*Stated problem:*
Copy out these records line for line, exactly as they appear, but leave out the pictures.

--- START Dataset rows ---

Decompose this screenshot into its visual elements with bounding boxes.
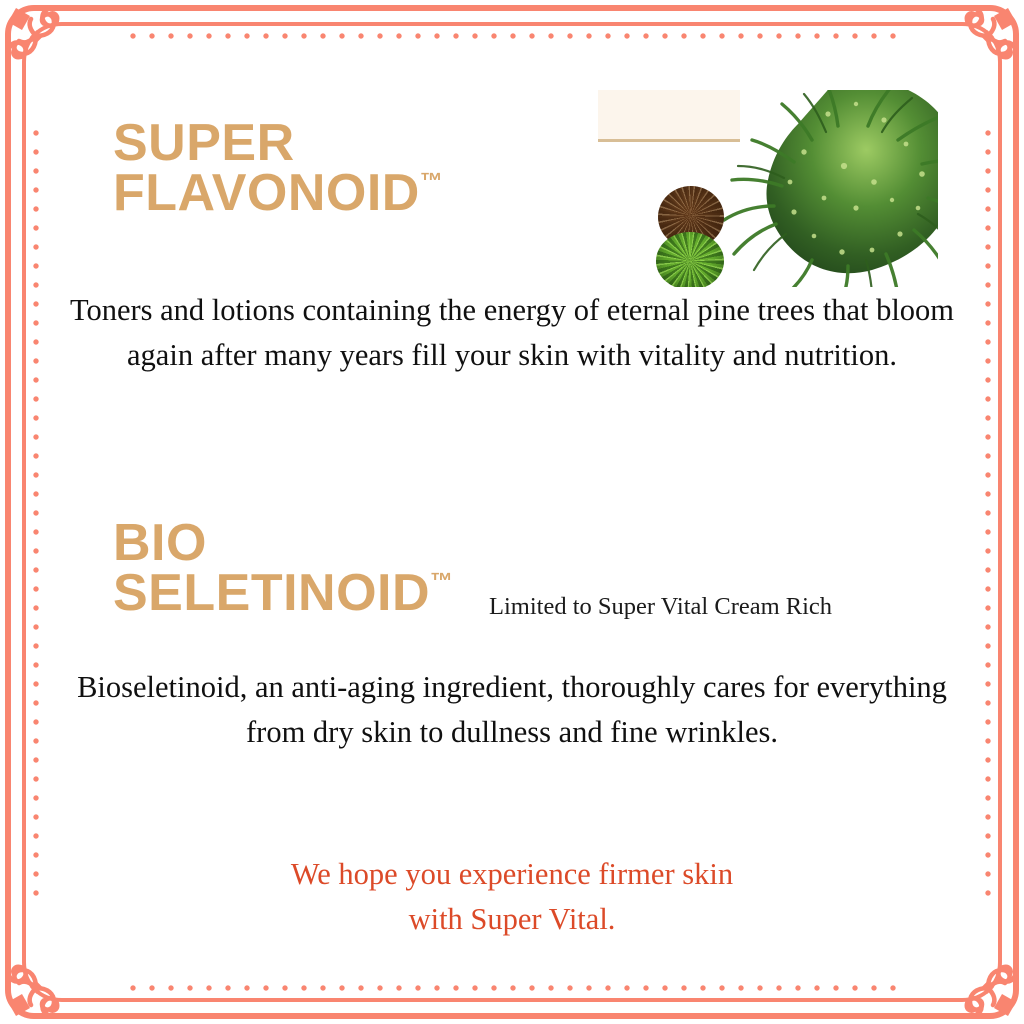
inset-fresh-plant bbox=[656, 232, 724, 287]
heading-line-2-text: FLAVONOID bbox=[113, 164, 420, 222]
paragraph-super-flavonoid: Toners and lotions containing the energy… bbox=[50, 288, 974, 377]
promo-card: SUPER FLAVONOID™ Toners and lotions cont… bbox=[0, 0, 1024, 1024]
card-content: SUPER FLAVONOID™ Toners and lotions cont… bbox=[40, 40, 984, 984]
limited-availability-note: Limited to Super Vital Cream Rich bbox=[489, 593, 832, 621]
heading-line-2-text: SELETINOID bbox=[113, 564, 430, 622]
heading-super-flavonoid: SUPER FLAVONOID™ bbox=[113, 118, 443, 219]
paragraph-bio-seletinoid: Bioseletinoid, an anti-aging ingredient,… bbox=[50, 665, 974, 754]
closing-line-2: with Super Vital. bbox=[50, 897, 974, 942]
heading-bio-seletinoid: BIO SELETINOID™ bbox=[113, 518, 453, 619]
frame-dots-bottom bbox=[33, 985, 991, 991]
frame-dots-left bbox=[33, 33, 39, 991]
heading-line-1: BIO bbox=[113, 518, 453, 568]
closing-message: We hope you experience firmer skin with … bbox=[50, 852, 974, 941]
frame-dots-top bbox=[33, 33, 991, 39]
heading-line-2: FLAVONOID™ bbox=[113, 168, 443, 218]
heading-line-2: SELETINOID™ bbox=[113, 568, 453, 618]
frame-dots-right bbox=[985, 33, 991, 991]
heading-line-1: SUPER bbox=[113, 118, 443, 168]
resurrection-plant-photo bbox=[598, 90, 938, 287]
trademark-symbol: ™ bbox=[420, 168, 443, 194]
pine-foliage-illustration bbox=[716, 90, 938, 287]
closing-line-1: We hope you experience firmer skin bbox=[50, 852, 974, 897]
trademark-symbol: ™ bbox=[430, 568, 453, 594]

--- END Dataset rows ---

*Final answer:*
Decompose this screenshot into its visual elements with bounding boxes.
inset-fresh-plant bbox=[656, 232, 724, 287]
heading-line-2-text: FLAVONOID bbox=[113, 164, 420, 222]
paragraph-super-flavonoid: Toners and lotions containing the energy… bbox=[50, 288, 974, 377]
promo-card: SUPER FLAVONOID™ Toners and lotions cont… bbox=[0, 0, 1024, 1024]
card-content: SUPER FLAVONOID™ Toners and lotions cont… bbox=[40, 40, 984, 984]
limited-availability-note: Limited to Super Vital Cream Rich bbox=[489, 593, 832, 621]
heading-line-2-text: SELETINOID bbox=[113, 564, 430, 622]
heading-super-flavonoid: SUPER FLAVONOID™ bbox=[113, 118, 443, 219]
paragraph-bio-seletinoid: Bioseletinoid, an anti-aging ingredient,… bbox=[50, 665, 974, 754]
closing-line-2: with Super Vital. bbox=[50, 897, 974, 942]
heading-bio-seletinoid: BIO SELETINOID™ bbox=[113, 518, 453, 619]
frame-dots-bottom bbox=[33, 985, 991, 991]
frame-dots-left bbox=[33, 33, 39, 991]
heading-line-1: BIO bbox=[113, 518, 453, 568]
closing-message: We hope you experience firmer skin with … bbox=[50, 852, 974, 941]
frame-dots-top bbox=[33, 33, 991, 39]
heading-line-2: FLAVONOID™ bbox=[113, 168, 443, 218]
heading-line-2: SELETINOID™ bbox=[113, 568, 453, 618]
frame-dots-right bbox=[985, 33, 991, 991]
heading-line-1: SUPER bbox=[113, 118, 443, 168]
resurrection-plant-photo bbox=[598, 90, 938, 287]
trademark-symbol: ™ bbox=[420, 168, 443, 194]
pine-foliage-illustration bbox=[716, 90, 938, 287]
closing-line-1: We hope you experience firmer skin bbox=[50, 852, 974, 897]
trademark-symbol: ™ bbox=[430, 568, 453, 594]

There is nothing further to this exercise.